The request
Go through the material below and report how many lines contain "length". Give only the number.

Data supplied
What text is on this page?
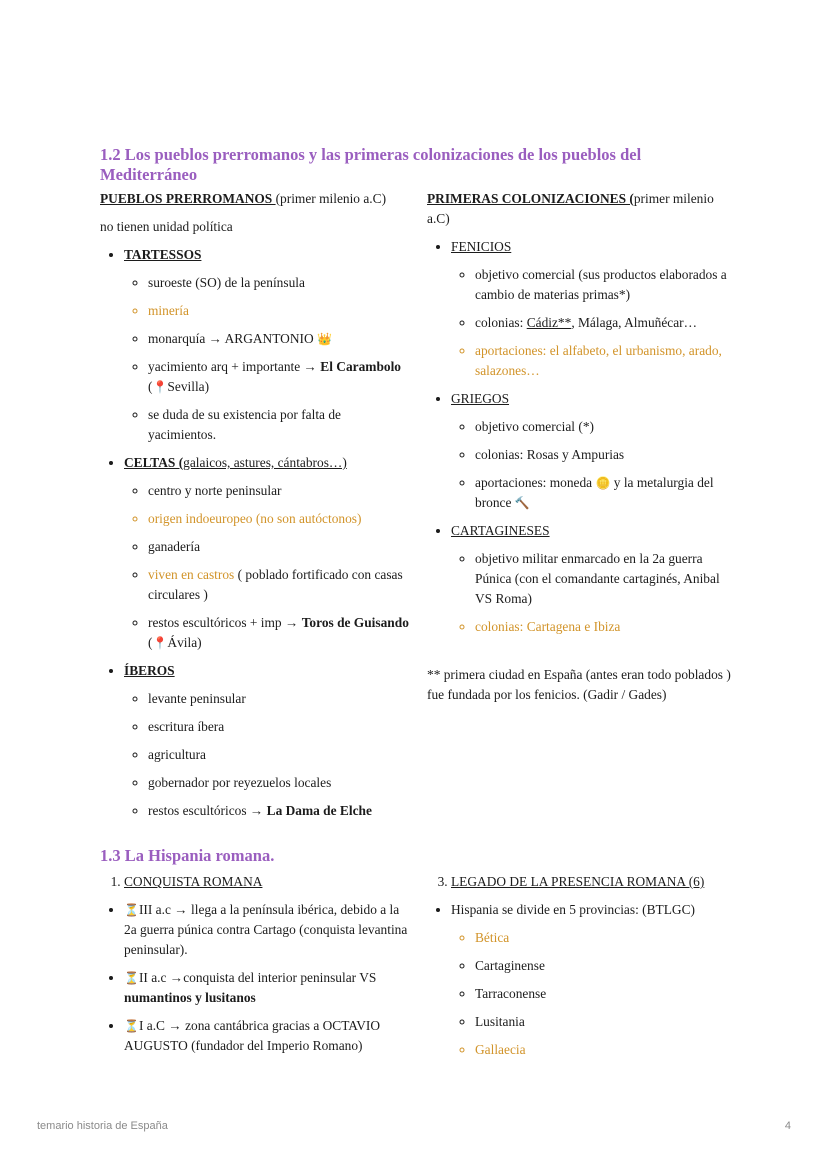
1.2 Los pueblos prerromanos y las primeras colonizaciones de los pueblos del Mediterráneo

PUEBLOS PRERROMANOS (primer milenio a.C)

no tienen unidad política

• TARTESSOS
◦ suroeste (SO) de la península
◦ minería
◦ monarquía → ARGANTONIO 👑
◦ yacimiento arq + importante → El Carambolo (📍Sevilla)
◦ se duda de su existencia por falta de yacimientos.
• CELTAS (galaicos, astures, cántabros…)
◦ centro y norte peninsular
◦ origen indoeuropeo (no son autóctonos)
◦ ganadería
◦ viven en castros ( poblado fortificado con casas circulares )
◦ restos escultóricos + imp → Toros de Guisando (📍Ávila)
• ÍBEROS
◦ levante peninsular
◦ escritura íbera
◦ agricultura
◦ gobernador por reyezuelos locales
◦ restos escultóricos → La Dama de Elche

PRIMERAS COLONIZACIONES (primer milenio a.C)

• FENICIOS
◦ objetivo comercial (sus productos elaborados a cambio de materias primas*)
◦ colonias: Cádiz**, Málaga, Almuñécar…
◦ aportaciones: el alfabeto, el urbanismo, arado, salazones…
• GRIEGOS
◦ objetivo comercial (*)
◦ colonias: Rosas y Ampurias
◦ aportaciones: moneda 🪙 y la metalurgia del bronce 🔨
• CARTAGINESES
◦ objetivo militar enmarcado en la 2a guerra Púnica (con el comandante cartaginés, Anibal VS Roma)
◦ colonias: Cartagena e Ibiza

** primera ciudad en España (antes eran todo poblados ) fue fundada por los fenicios. (Gadir / Gades)

1.3 La Hispania romana.
1. CONQUISTA ROMANA
• ⏳III a.c → llega a la península ibérica, debido a la 2a guerra púnica contra Cartago (conquista levantina peninsular).
• ⏳II a.c →conquista del interior peninsular VS numantinos y lusitanos
• ⏳I a.C → zona cantábrica gracias a OCTAVIO AUGUSTO (fundador del Imperio Romano)
3. LEGADO DE LA PRESENCIA ROMANA (6)
• Hispania se divide en 5 provincias: (BTLGC)
◦ Bética
◦ Cartaginense
◦ Tarraconense
◦ Lusitania
◦ Gallaecia
temario historia de España	4
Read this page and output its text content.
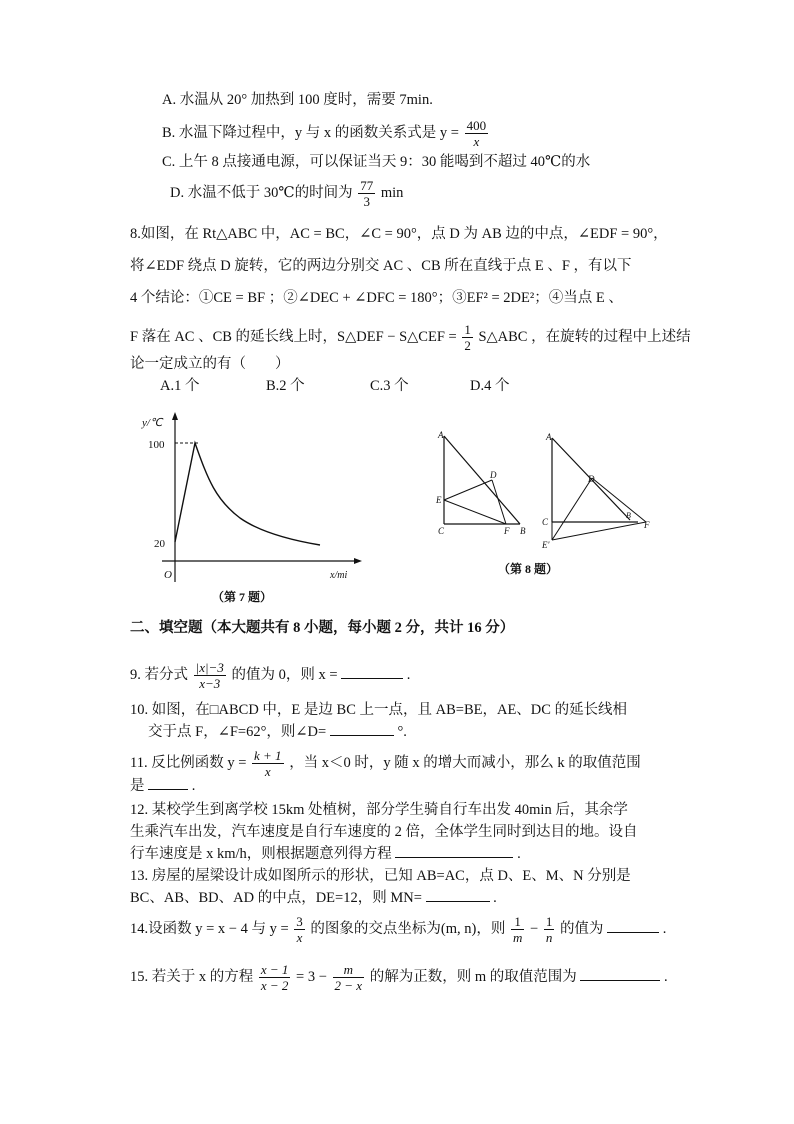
A. 水温从 20° 加热到 100 度时，需要 7min.
B. 水温下降过程中，y 与 x 的函数关系式是 $y = \frac{400}{x}$
C. 上午 8 点接通电源，可以保证当天 9：30 能喝到不超过 40℃的水
D. 水温不低于 30℃的时间为 $\frac{77}{3}$ min
8.如图，在 Rt△ABC 中，AC = BC，∠C = 90°，点 D 为 AB 边的中点，∠EDF = 90°，
将∠EDF 绕点 D 旋转，它的两边分别交 AC 、CB 所在直线于点 E 、F ，有以下
4 个结论：①CE = BF ；②∠DEC + ∠DFC = 180°；③EF² = 2DE²；④当点 E 、
F 落在 AC 、CB 的延长线上时，S△DEF − S△CEF = $\frac{1}{2}$ S△ABC ，在旋转的过程中上述结
论一定成立的有（　　）
A.1 个	B.2 个	C.3 个	D.4 个
y/℃
x/mi
O
100
20
（第 7 题）
A
D
E
C	F B
A
D
C
B
F
E'
（第 8 题）
二、填空题（本大题共有 8 小题，每小题 2 分，共计 16 分）
9. 若分式 $\frac{|x|-3}{x-3}$ 的值为 0，则 x =	.
10. 如图，在□ABCD 中，E 是边 BC 上一点，且 AB=BE，AE、DC 的延长线相
交于点 F，∠F=62°，则∠D=	°.
11. 反比例函数 $y = \frac{k + 1}{x}$ ，当 x＜0 时，y 随 x 的增大而减小，那么 k 的取值范围
是	.
12. 某校学生到离学校 15km 处植树，部分学生骑自行车出发 40min 后，其余学
生乘汽车出发，汽车速度是自行车速度的 2 倍，全体学生同时到达目的地。设自
行车速度是 x km/h，则根据题意列得方程	.
13. 房屋的屋梁设计成如图所示的形状，已知 AB=AC，点 D、E、M、N 分别是
BC、AB、BD、AD 的中点，DE=12，则 MN=	.
14.设函数 y = x − 4 与 $y = \frac{3}{x}$ 的图象的交点坐标为(m, n)，则 $\frac{1}{m} - \frac{1}{n}$ 的值为	.
15. 若关于 x 的方程 $\frac{x - 1}{x - 2} = 3 - \frac{m}{2 - x}$ 的解为正数，则 m 的取值范围为	.
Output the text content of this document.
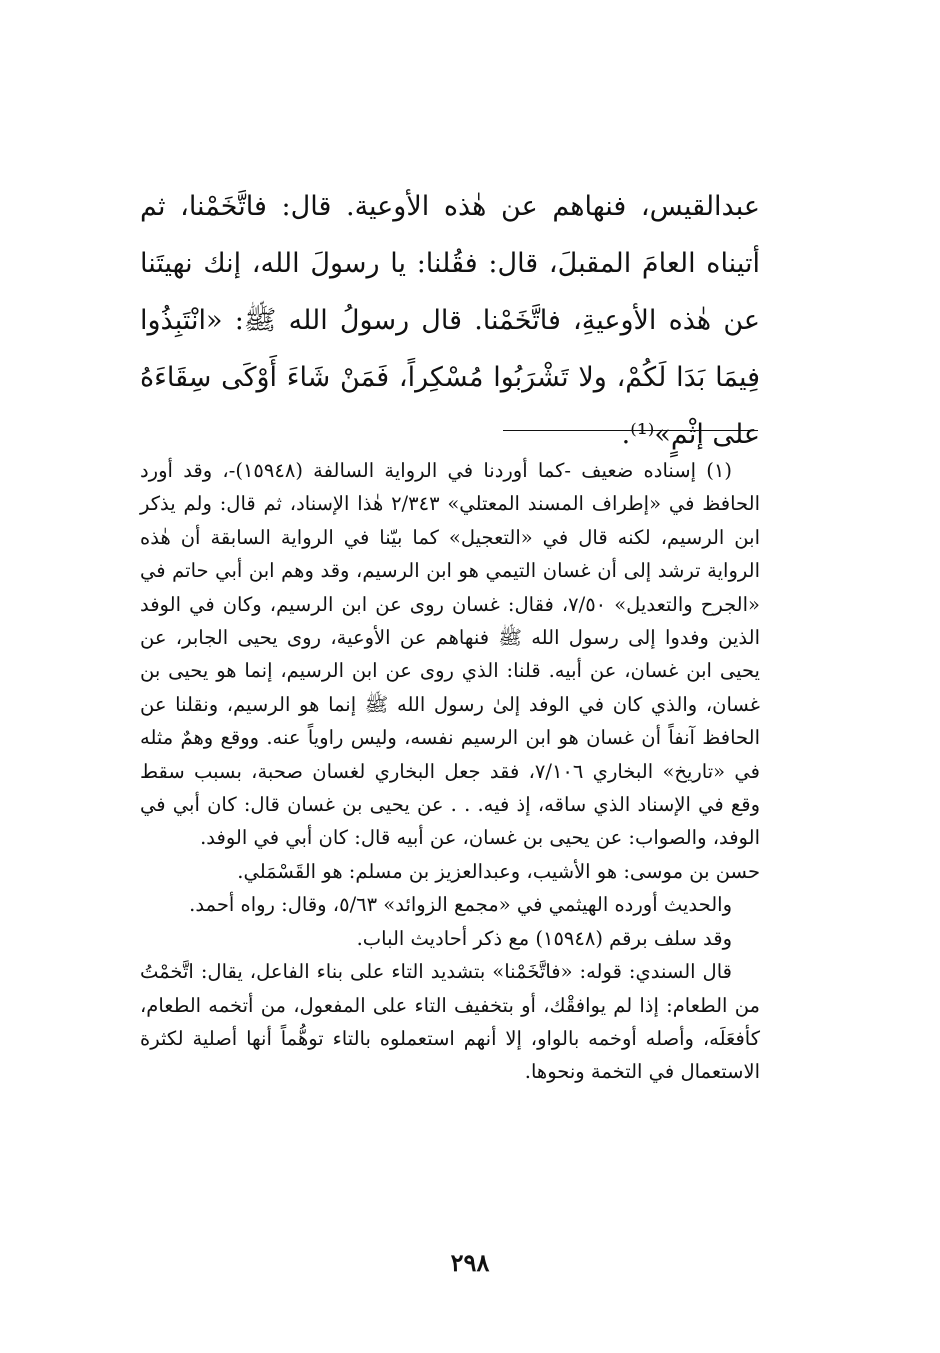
عبدالقيس، فنهاهم عن هٰذه الأوعية. قال: فاتَّخَمْنا، ثم أتيناه العامَ المقبلَ، قال: فقُلنا: يا رسولَ الله، إنك نهيتَنا عن هٰذه الأوعيةِ، فاتَّخَمْنا. قال رسولُ الله ﷺ: «انْتَبِذُوا فِيمَا بَدَا لَكُمْ، ولا تَشْرَبُوا مُسْكِراً، فَمَنْ شَاءَ أَوْكَى سِقَاءَهُ على إثْمٍ»⁽¹⁾.

(١) إسناده ضعيف -كما أوردنا في الرواية السالفة (١٥٩٤٨)-، وقد أورد الحافظ في «إطراف المسند المعتلي» ٢/٣٤٣ هٰذا الإسناد، ثم قال: ولم يذكر ابن الرسيم، لكنه قال في «التعجيل» كما بيّنا في الرواية السابقة أن هٰذه الرواية ترشد إلى أن غسان التيمي هو ابن الرسيم، وقد وهم ابن أبي حاتم في «الجرح والتعديل» ٧/٥٠، فقال: غسان روى عن ابن الرسيم، وكان في الوفد الذين وفدوا إلى رسول الله ﷺ فنهاهم عن الأوعية، روى يحيى الجابر، عن يحيى ابن غسان، عن أبيه. قلنا: الذي روى عن ابن الرسيم، إنما هو يحيى بن غسان، والذي كان في الوفد إلىٰ رسول الله ﷺ إنما هو الرسيم، ونقلنا عن الحافظ آنفاً أن غسان هو ابن الرسيم نفسه، وليس راوياً عنه. ووقع وهمٌ مثله في «تاريخ» البخاري ٧/١٠٦، فقد جعل البخاري لغسان صحبة، بسبب سقط وقع في الإسناد الذي ساقه، إذ فيه. . . عن يحيى بن غسان قال: كان أبي في الوفد، والصواب: عن يحيى بن غسان، عن أبيه قال: كان أبي في الوفد.

حسن بن موسى: هو الأشيب، وعبدالعزيز بن مسلم: هو القَسْمَلي.

والحديث أورده الهيثمي في «مجمع الزوائد» ٥/٦٣، وقال: رواه أحمد.

وقد سلف برقم (١٥٩٤٨) مع ذكر أحاديث الباب.

قال السندي: قوله: «فاتَّخَمْنا» بتشديد التاء على بناء الفاعل، يقال: اتَّخمْتُ من الطعام: إذا لم يوافقْك، أو بتخفيف التاء على المفعول، من أتخمه الطعام، كأفعَلَه، وأصله أوخمه بالواو، إلا أنهم استعملوه بالتاء توهُّماً أنها أصلية لكثرة الاستعمال في التخمة ونحوها.

٢٩٨
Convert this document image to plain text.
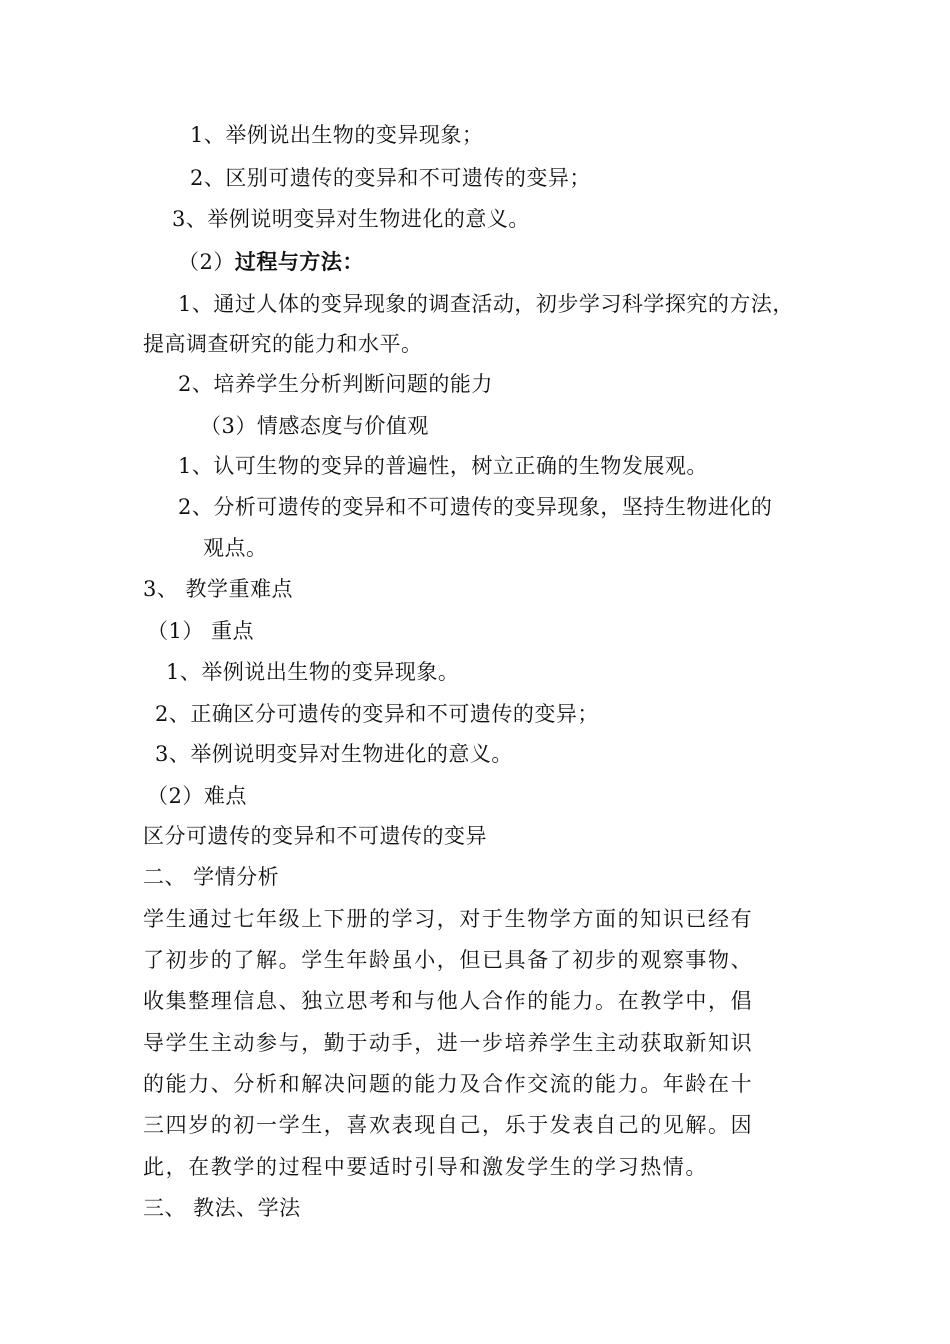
1、举例说出生物的变异现象；
2、区别可遗传的变异和不可遗传的变异；
3、举例说明变异对生物进化的意义。
（2）过程与方法：
1、通过人体的变异现象的调查活动，初步学习科学探究的方法，
提高调查研究的能力和水平。
2、培养学生分析判断问题的能力
（3）情感态度与价值观
1、认可生物的变异的普遍性，树立正确的生物发展观。
2、分析可遗传的变异和不可遗传的变异现象，坚持生物进化的
观点。
3、 教学重难点
（1） 重点
1、举例说出生物的变异现象。
2、正确区分可遗传的变异和不可遗传的变异；
3、举例说明变异对生物进化的意义。
（2）难点
区分可遗传的变异和不可遗传的变异
二、 学情分析
学生通过七年级上下册的学习，对于生物学方面的知识已经有
了初步的了解。学生年龄虽小，但已具备了初步的观察事物、
收集整理信息、独立思考和与他人合作的能力。在教学中，倡
导学生主动参与，勤于动手，进一步培养学生主动获取新知识
的能力、分析和解决问题的能力及合作交流的能力。年龄在十
三四岁的初一学生，喜欢表现自己，乐于发表自己的见解。因
此，在教学的过程中要适时引导和激发学生的学习热情。
三、 教法、学法
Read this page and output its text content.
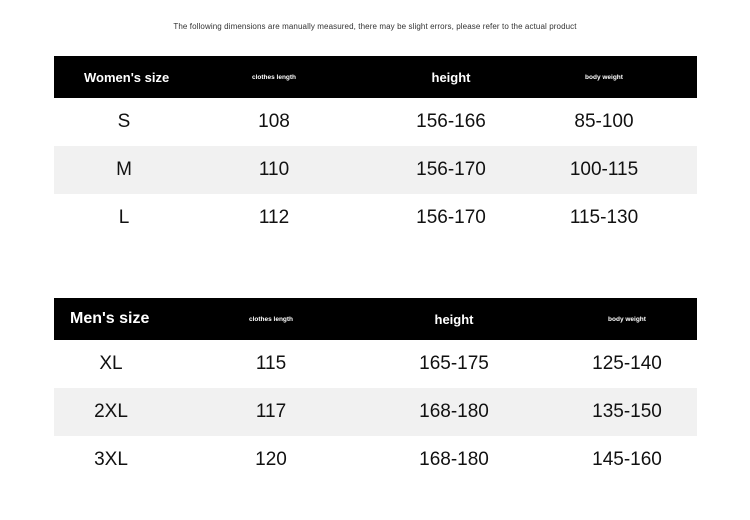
The following dimensions are manually measured, there may be slight errors, please refer to the actual product
Women's size	clothes length	height	body weight
S	108	156-166	85-100
M	110	156-170	100-115
L	112	156-170	115-130
Men's size	clothes length	height	body weight
XL	115	165-175	125-140
2XL	117	168-180	135-150
3XL	120	168-180	145-160
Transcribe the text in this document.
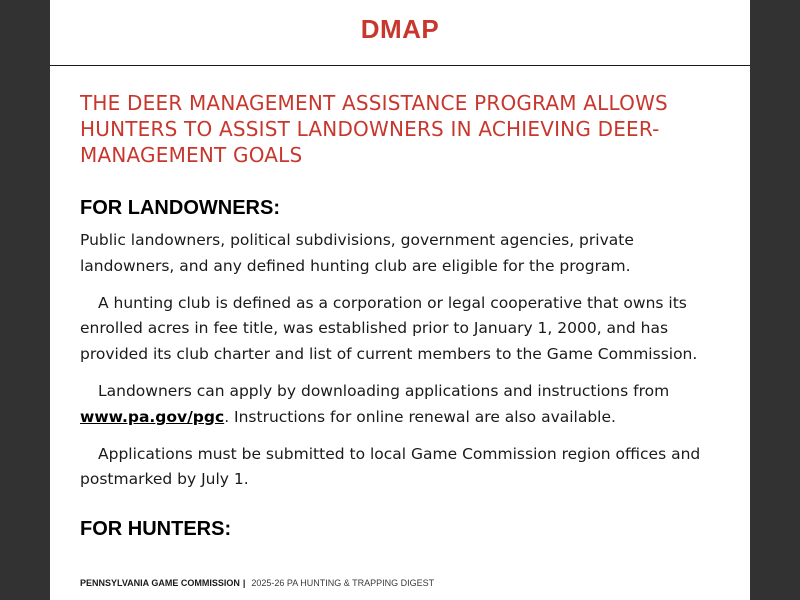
DMAP
THE DEER MANAGEMENT ASSISTANCE PROGRAM ALLOWS HUNTERS TO ASSIST LANDOWNERS IN ACHIEVING DEER-MANAGEMENT GOALS
FOR LANDOWNERS:

Public landowners, political subdivisions, government agencies, private landowners, and any defined hunting club are eligible for the program.

A hunting club is defined as a corporation or legal cooperative that owns its enrolled acres in fee title, was established prior to January 1, 2000, and has provided its club charter and list of current members to the Game Commission.

Landowners can apply by downloading applications and instructions from www.pa.gov/pgc. Instructions for online renewal are also available.

Applications must be submitted to local Game Commission region offices and postmarked by July 1.

FOR HUNTERS:
PENNSYLVANIA GAME COMMISSION | 2025-26 PA HUNTING & TRAPPING DIGEST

Solution for this problem
2